[SET TASK] What follows is a set of entries. Give them again exactly, without the pictures.

[GIVEN RECORDS]
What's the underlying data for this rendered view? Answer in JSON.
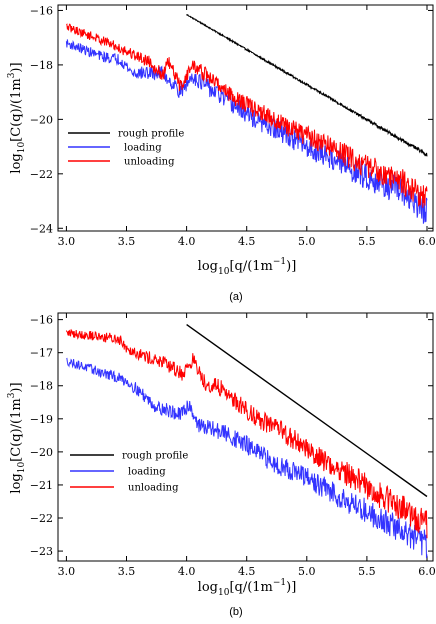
{
  "chart_data": [
    {
      "type": "line",
      "panel_label": "(a)",
      "xlabel": "log10[q/(1m-1)]",
      "ylabel": "log10[C(q)/(1m3)]",
      "xlim": [
        2.93,
        6.05
      ],
      "ylim": [
        -24.1,
        -15.8
      ],
      "xticks": [
        3.0,
        3.5,
        4.0,
        4.5,
        5.0,
        5.5,
        6.0
      ],
      "yticks": [
        -16,
        -18,
        -20,
        -22,
        -24
      ],
      "legend": [
        "rough profile",
        "loading",
        "unloading"
      ],
      "legend_position": "left",
      "series": [
        {
          "name": "rough profile",
          "color": "#000000",
          "noise": 0.04,
          "points": [
            [
              4.0,
              -16.15
            ],
            [
              6.0,
              -21.3
            ]
          ]
        },
        {
          "name": "loading",
          "color": "#3333ff",
          "noise": 0.35,
          "points": [
            [
              3.0,
              -17.2
            ],
            [
              3.3,
              -17.7
            ],
            [
              3.45,
              -17.8
            ],
            [
              3.55,
              -18.3
            ],
            [
              3.8,
              -18.3
            ],
            [
              3.95,
              -19.0
            ],
            [
              4.05,
              -18.4
            ],
            [
              4.2,
              -18.9
            ],
            [
              4.4,
              -19.5
            ],
            [
              4.6,
              -20.1
            ],
            [
              4.8,
              -20.5
            ],
            [
              5.0,
              -21.0
            ],
            [
              5.2,
              -21.4
            ],
            [
              5.4,
              -21.9
            ],
            [
              5.6,
              -22.3
            ],
            [
              5.8,
              -22.7
            ],
            [
              6.0,
              -23.4
            ]
          ]
        },
        {
          "name": "unloading",
          "color": "#ff0000",
          "noise": 0.32,
          "points": [
            [
              3.0,
              -16.6
            ],
            [
              3.3,
              -17.1
            ],
            [
              3.5,
              -17.5
            ],
            [
              3.7,
              -17.9
            ],
            [
              3.8,
              -18.4
            ],
            [
              3.85,
              -17.9
            ],
            [
              3.95,
              -18.8
            ],
            [
              4.05,
              -18.0
            ],
            [
              4.2,
              -18.5
            ],
            [
              4.4,
              -19.2
            ],
            [
              4.6,
              -19.7
            ],
            [
              4.8,
              -20.2
            ],
            [
              5.0,
              -20.6
            ],
            [
              5.2,
              -21.0
            ],
            [
              5.4,
              -21.5
            ],
            [
              5.6,
              -21.9
            ],
            [
              5.8,
              -22.3
            ],
            [
              6.0,
              -22.9
            ]
          ]
        }
      ]
    },
    {
      "type": "line",
      "panel_label": "(b)",
      "xlabel": "log10[q/(1m-1)]",
      "ylabel": "log10[C(q)/(1m3)]",
      "xlim": [
        2.93,
        6.05
      ],
      "ylim": [
        -23.3,
        -15.8
      ],
      "xticks": [
        3.0,
        3.5,
        4.0,
        4.5,
        5.0,
        5.5,
        6.0
      ],
      "yticks": [
        -16,
        -17,
        -18,
        -19,
        -20,
        -21,
        -22,
        -23
      ],
      "legend": [
        "rough profile",
        "loading",
        "unloading"
      ],
      "legend_position": "left",
      "series": [
        {
          "name": "rough profile",
          "color": "#000000",
          "noise": 0.0,
          "points": [
            [
              4.0,
              -16.15
            ],
            [
              6.0,
              -21.35
            ]
          ]
        },
        {
          "name": "loading",
          "color": "#3333ff",
          "noise": 0.28,
          "points": [
            [
              3.0,
              -17.25
            ],
            [
              3.25,
              -17.55
            ],
            [
              3.5,
              -17.85
            ],
            [
              3.6,
              -18.15
            ],
            [
              3.75,
              -18.65
            ],
            [
              3.85,
              -18.75
            ],
            [
              3.95,
              -18.9
            ],
            [
              4.02,
              -18.55
            ],
            [
              4.1,
              -19.2
            ],
            [
              4.3,
              -19.4
            ],
            [
              4.5,
              -19.8
            ],
            [
              4.7,
              -20.3
            ],
            [
              4.9,
              -20.6
            ],
            [
              5.1,
              -21.0
            ],
            [
              5.3,
              -21.4
            ],
            [
              5.5,
              -21.8
            ],
            [
              5.7,
              -22.2
            ],
            [
              5.85,
              -22.5
            ],
            [
              6.0,
              -22.8
            ]
          ]
        },
        {
          "name": "unloading",
          "color": "#ff0000",
          "noise": 0.28,
          "points": [
            [
              3.0,
              -16.4
            ],
            [
              3.25,
              -16.5
            ],
            [
              3.45,
              -16.6
            ],
            [
              3.5,
              -16.85
            ],
            [
              3.65,
              -17.1
            ],
            [
              3.8,
              -17.3
            ],
            [
              3.9,
              -17.5
            ],
            [
              3.97,
              -17.65
            ],
            [
              4.05,
              -17.2
            ],
            [
              4.15,
              -17.9
            ],
            [
              4.3,
              -18.1
            ],
            [
              4.45,
              -18.6
            ],
            [
              4.6,
              -19.0
            ],
            [
              4.8,
              -19.4
            ],
            [
              5.0,
              -19.9
            ],
            [
              5.2,
              -20.4
            ],
            [
              5.4,
              -20.8
            ],
            [
              5.6,
              -21.3
            ],
            [
              5.8,
              -21.7
            ],
            [
              6.0,
              -22.2
            ]
          ]
        }
      ]
    }
  ]
}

[FINISHED ANSWER]
What's the underlying data for this rendered view? Answer in JSON.
{
  "chart_data": [
    {
      "type": "line",
      "panel_label": "(a)",
      "xlabel": "log10[q/(1m-1)]",
      "ylabel": "log10[C(q)/(1m3)]",
      "xlim": [
        2.93,
        6.05
      ],
      "ylim": [
        -24.1,
        -15.8
      ],
      "xticks": [
        3.0,
        3.5,
        4.0,
        4.5,
        5.0,
        5.5,
        6.0
      ],
      "yticks": [
        -16,
        -18,
        -20,
        -22,
        -24
      ],
      "legend": [
        "rough profile",
        "loading",
        "unloading"
      ],
      "legend_position": "left",
      "series": [
        {
          "name": "rough profile",
          "color": "#000000",
          "noise": 0.04,
          "points": [
            [
              4.0,
              -16.15
            ],
            [
              6.0,
              -21.3
            ]
          ]
        },
        {
          "name": "loading",
          "color": "#3333ff",
          "noise": 0.35,
          "points": [
            [
              3.0,
              -17.2
            ],
            [
              3.3,
              -17.7
            ],
            [
              3.45,
              -17.8
            ],
            [
              3.55,
              -18.3
            ],
            [
              3.8,
              -18.3
            ],
            [
              3.95,
              -19.0
            ],
            [
              4.05,
              -18.4
            ],
            [
              4.2,
              -18.9
            ],
            [
              4.4,
              -19.5
            ],
            [
              4.6,
              -20.1
            ],
            [
              4.8,
              -20.5
            ],
            [
              5.0,
              -21.0
            ],
            [
              5.2,
              -21.4
            ],
            [
              5.4,
              -21.9
            ],
            [
              5.6,
              -22.3
            ],
            [
              5.8,
              -22.7
            ],
            [
              6.0,
              -23.4
            ]
          ]
        },
        {
          "name": "unloading",
          "color": "#ff0000",
          "noise": 0.32,
          "points": [
            [
              3.0,
              -16.6
            ],
            [
              3.3,
              -17.1
            ],
            [
              3.5,
              -17.5
            ],
            [
              3.7,
              -17.9
            ],
            [
              3.8,
              -18.4
            ],
            [
              3.85,
              -17.9
            ],
            [
              3.95,
              -18.8
            ],
            [
              4.05,
              -18.0
            ],
            [
              4.2,
              -18.5
            ],
            [
              4.4,
              -19.2
            ],
            [
              4.6,
              -19.7
            ],
            [
              4.8,
              -20.2
            ],
            [
              5.0,
              -20.6
            ],
            [
              5.2,
              -21.0
            ],
            [
              5.4,
              -21.5
            ],
            [
              5.6,
              -21.9
            ],
            [
              5.8,
              -22.3
            ],
            [
              6.0,
              -22.9
            ]
          ]
        }
      ]
    },
    {
      "type": "line",
      "panel_label": "(b)",
      "xlabel": "log10[q/(1m-1)]",
      "ylabel": "log10[C(q)/(1m3)]",
      "xlim": [
        2.93,
        6.05
      ],
      "ylim": [
        -23.3,
        -15.8
      ],
      "xticks": [
        3.0,
        3.5,
        4.0,
        4.5,
        5.0,
        5.5,
        6.0
      ],
      "yticks": [
        -16,
        -17,
        -18,
        -19,
        -20,
        -21,
        -22,
        -23
      ],
      "legend": [
        "rough profile",
        "loading",
        "unloading"
      ],
      "legend_position": "left",
      "series": [
        {
          "name": "rough profile",
          "color": "#000000",
          "noise": 0.0,
          "points": [
            [
              4.0,
              -16.15
            ],
            [
              6.0,
              -21.35
            ]
          ]
        },
        {
          "name": "loading",
          "color": "#3333ff",
          "noise": 0.28,
          "points": [
            [
              3.0,
              -17.25
            ],
            [
              3.25,
              -17.55
            ],
            [
              3.5,
              -17.85
            ],
            [
              3.6,
              -18.15
            ],
            [
              3.75,
              -18.65
            ],
            [
              3.85,
              -18.75
            ],
            [
              3.95,
              -18.9
            ],
            [
              4.02,
              -18.55
            ],
            [
              4.1,
              -19.2
            ],
            [
              4.3,
              -19.4
            ],
            [
              4.5,
              -19.8
            ],
            [
              4.7,
              -20.3
            ],
            [
              4.9,
              -20.6
            ],
            [
              5.1,
              -21.0
            ],
            [
              5.3,
              -21.4
            ],
            [
              5.5,
              -21.8
            ],
            [
              5.7,
              -22.2
            ],
            [
              5.85,
              -22.5
            ],
            [
              6.0,
              -22.8
            ]
          ]
        },
        {
          "name": "unloading",
          "color": "#ff0000",
          "noise": 0.28,
          "points": [
            [
              3.0,
              -16.4
            ],
            [
              3.25,
              -16.5
            ],
            [
              3.45,
              -16.6
            ],
            [
              3.5,
              -16.85
            ],
            [
              3.65,
              -17.1
            ],
            [
              3.8,
              -17.3
            ],
            [
              3.9,
              -17.5
            ],
            [
              3.97,
              -17.65
            ],
            [
              4.05,
              -17.2
            ],
            [
              4.15,
              -17.9
            ],
            [
              4.3,
              -18.1
            ],
            [
              4.45,
              -18.6
            ],
            [
              4.6,
              -19.0
            ],
            [
              4.8,
              -19.4
            ],
            [
              5.0,
              -19.9
            ],
            [
              5.2,
              -20.4
            ],
            [
              5.4,
              -20.8
            ],
            [
              5.6,
              -21.3
            ],
            [
              5.8,
              -21.7
            ],
            [
              6.0,
              -22.2
            ]
          ]
        }
      ]
    }
  ]
}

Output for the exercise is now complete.